§ **Exercise details**: Give the material once more, word for word, without any images.
── Provided information ──
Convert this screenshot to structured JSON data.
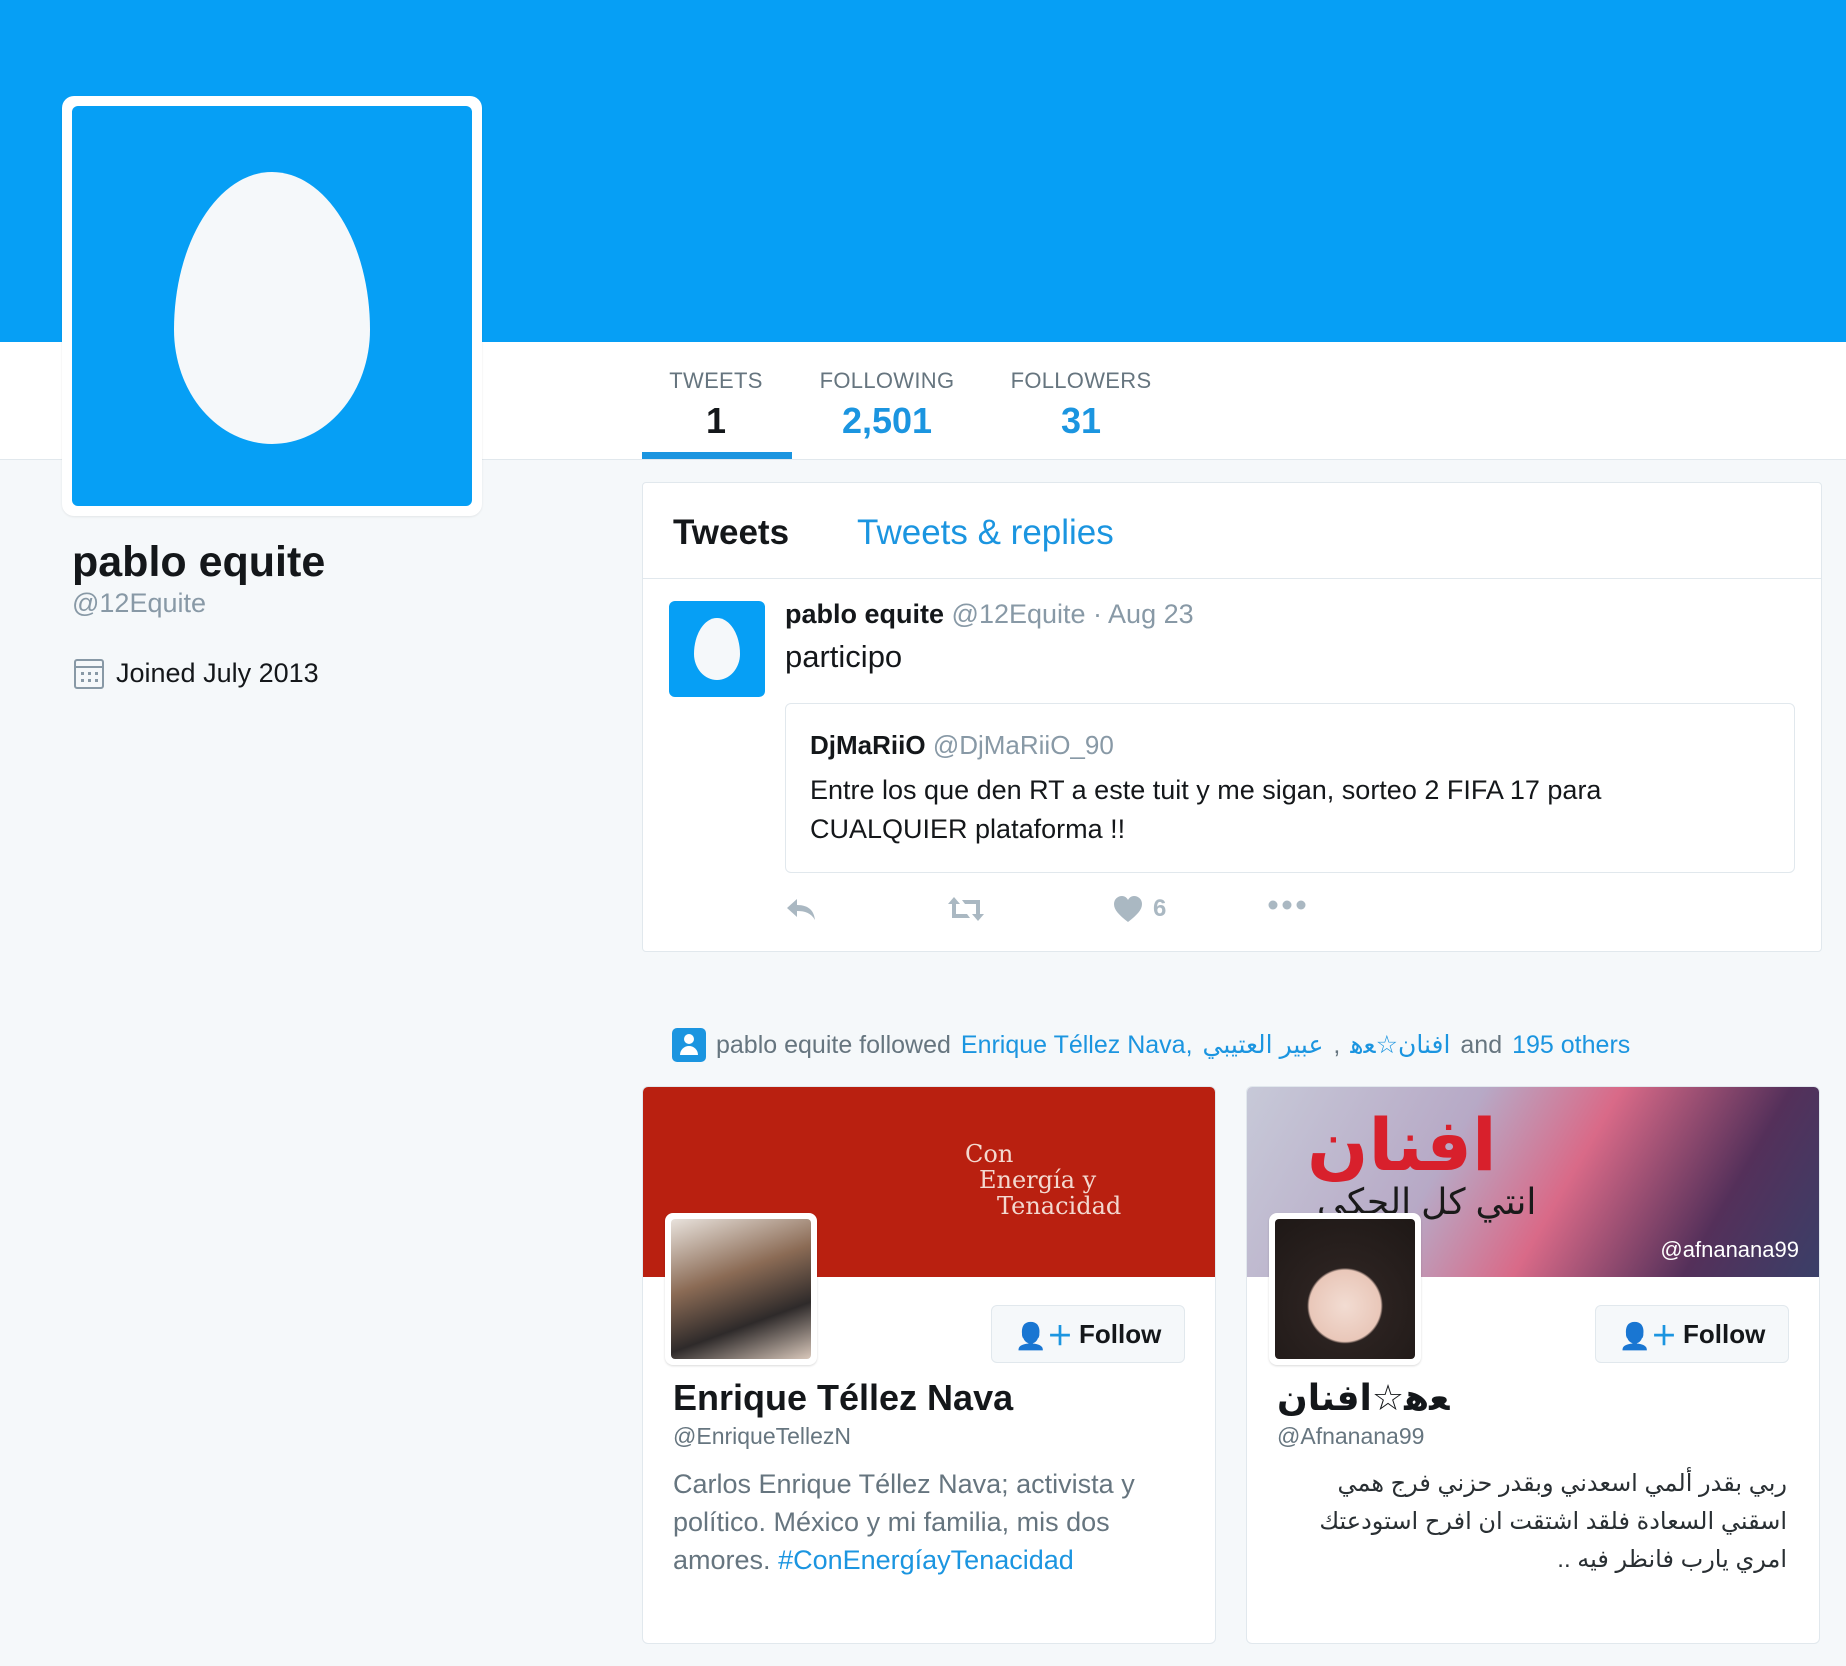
{
  "profile": {
    "name": "pablo equite",
    "handle": "@12Equite",
    "joined": "Joined July 2013"
  },
  "stats": {
    "tweets_label": "TWEETS",
    "tweets_value": "1",
    "following_label": "FOLLOWING",
    "following_value": "2,501",
    "followers_label": "FOLLOWERS",
    "followers_value": "31"
  },
  "timeline": {
    "tab_tweets": "Tweets",
    "tab_replies": "Tweets & replies"
  },
  "tweet": {
    "author": "pablo equite",
    "handle": "@12Equite",
    "separator": " · ",
    "date": "Aug 23",
    "text": "participo",
    "quote": {
      "author": "DjMaRiiO",
      "handle": "@DjMaRiiO_90",
      "text": "Entre los que den RT a este tuit y me sigan, sorteo 2 FIFA 17 para CUALQUIER plataforma !!"
    },
    "like_count": "6"
  },
  "followed": {
    "prefix": "pablo equite followed",
    "name1": "Enrique Téllez Nava",
    "comma1": ",",
    "name2": "عبير العتيبي",
    "comma2": ",",
    "name3": "افنان☆ﻌﮬ",
    "and_text": "and",
    "others": "195 others"
  },
  "cards": [
    {
      "banner_line1": "Con",
      "banner_line2": "Energía y",
      "banner_line3": "Tenacidad",
      "name": "Enrique Téllez Nava",
      "handle": "@EnriqueTellezN",
      "bio": "Carlos Enrique Téllez Nava; activista y político. México y mi familia, mis dos amores.",
      "bio_hashtag": "#ConEnergíayTenacidad",
      "follow_label": "Follow"
    },
    {
      "banner_big": "افنان",
      "banner_sub": "انتي كل الحكي",
      "banner_handle": "@afnanana99",
      "name": "ﻌﮬ☆افنان",
      "handle": "@Afnanana99",
      "bio": "ربي بقدر ألمي اسعدني وبقدر حزني فرج همي اسقني السعادة فلقد اشتقت ان افرح استودعتك امري يارب فانظر فيه ..",
      "follow_label": "Follow"
    }
  ],
  "colors": {
    "brand_blue": "#069ff5",
    "link_blue": "#1b95e0",
    "card1_banner": "#b92010"
  }
}
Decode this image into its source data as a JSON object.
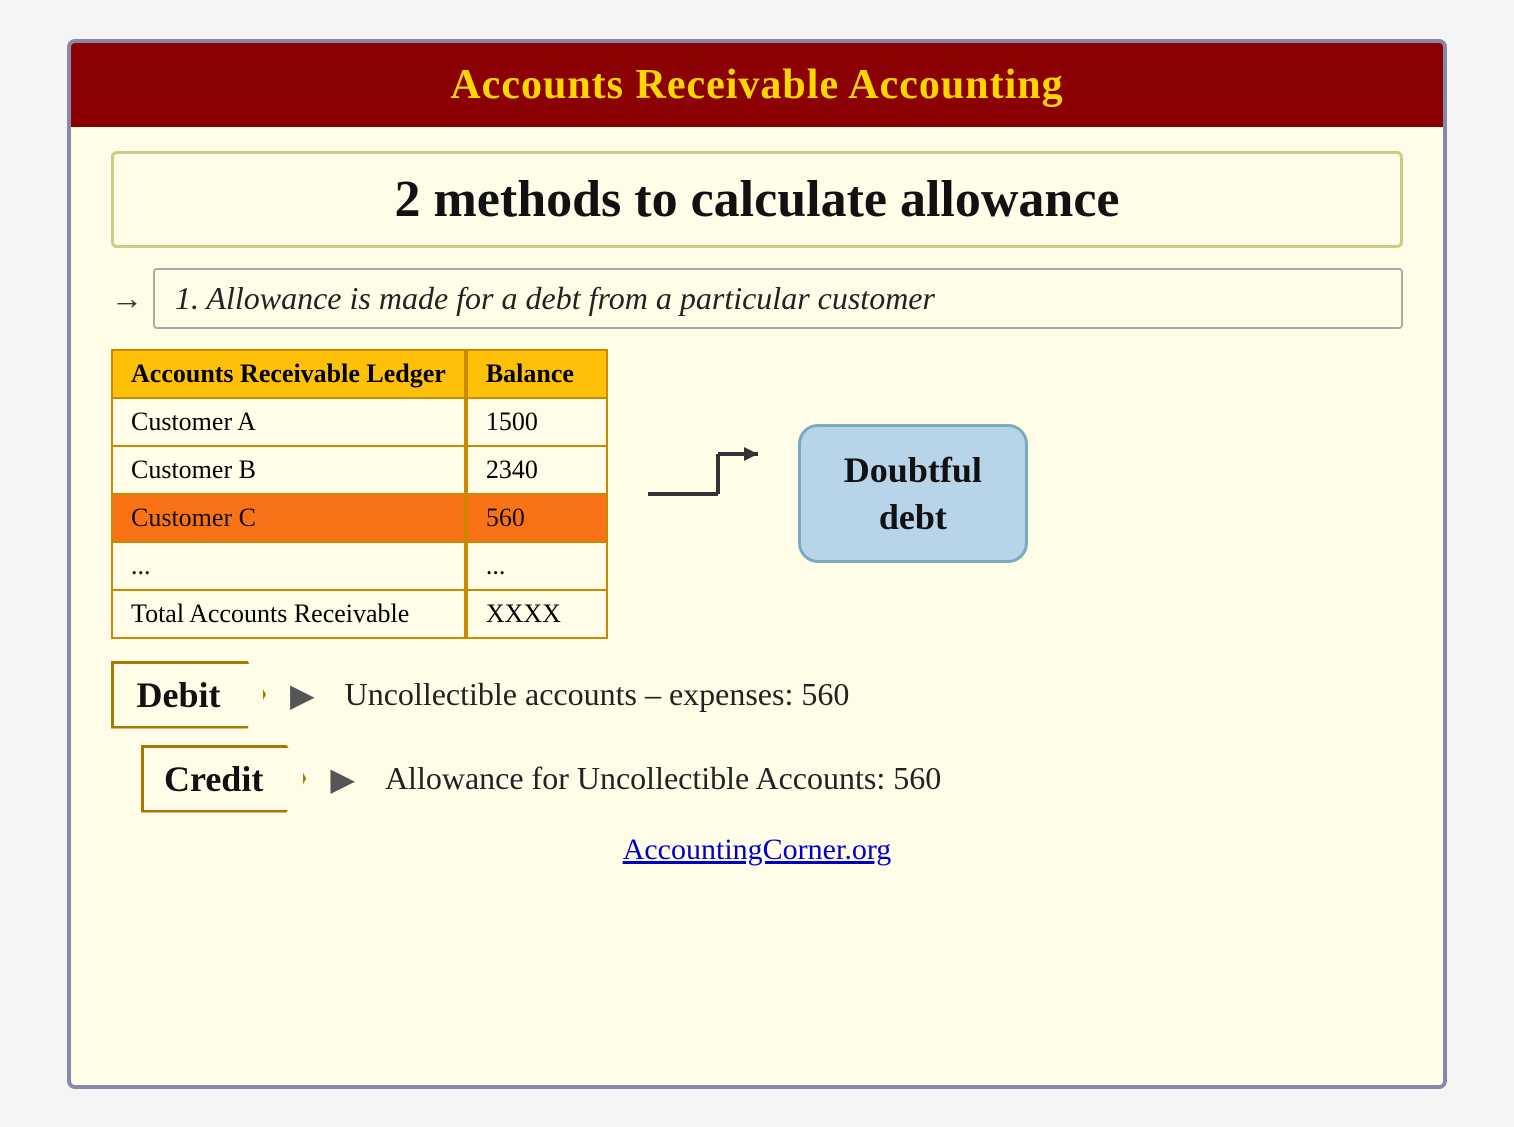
───
§ **Response to the exercise**:
Convert this screenshot to structured JSON data.
{
  "profile": {
    "name": "pablo equite",
    "handle": "@12Equite",
    "joined": "Joined July 2013"
  },
  "stats": {
    "tweets_label": "TWEETS",
    "tweets_value": "1",
    "following_label": "FOLLOWING",
    "following_value": "2,501",
    "followers_label": "FOLLOWERS",
    "followers_value": "31"
  },
  "timeline": {
    "tab_tweets": "Tweets",
    "tab_replies": "Tweets & replies"
  },
  "tweet": {
    "author": "pablo equite",
    "handle": "@12Equite",
    "separator": " · ",
    "date": "Aug 23",
    "text": "participo",
    "quote": {
      "author": "DjMaRiiO",
      "handle": "@DjMaRiiO_90",
      "text": "Entre los que den RT a este tuit y me sigan, sorteo 2 FIFA 17 para CUALQUIER plataforma !!"
    },
    "like_count": "6"
  },
  "followed": {
    "prefix": "pablo equite followed",
    "name1": "Enrique Téllez Nava",
    "comma1": ",",
    "name2": "عبير العتيبي",
    "comma2": ",",
    "name3": "افنان☆ﻌﮬ",
    "and_text": "and",
    "others": "195 others"
  },
  "cards": [
    {
      "banner_line1": "Con",
      "banner_line2": "Energía y",
      "banner_line3": "Tenacidad",
      "name": "Enrique Téllez Nava",
      "handle": "@EnriqueTellezN",
      "bio": "Carlos Enrique Téllez Nava; activista y político. México y mi familia, mis dos amores.",
      "bio_hashtag": "#ConEnergíayTenacidad",
      "follow_label": "Follow"
    },
    {
      "banner_big": "افنان",
      "banner_sub": "انتي كل الحكي",
      "banner_handle": "@afnanana99",
      "name": "ﻌﮬ☆افنان",
      "handle": "@Afnanana99",
      "bio": "ربي بقدر ألمي اسعدني وبقدر حزني فرج همي اسقني السعادة فلقد اشتقت ان افرح استودعتك امري يارب فانظر فيه ..",
      "follow_label": "Follow"
    }
  ],
  "colors": {
    "brand_blue": "#069ff5",
    "link_blue": "#1b95e0",
    "card1_banner": "#b92010"
  }
}
Decode this image into its source data as a JSON object.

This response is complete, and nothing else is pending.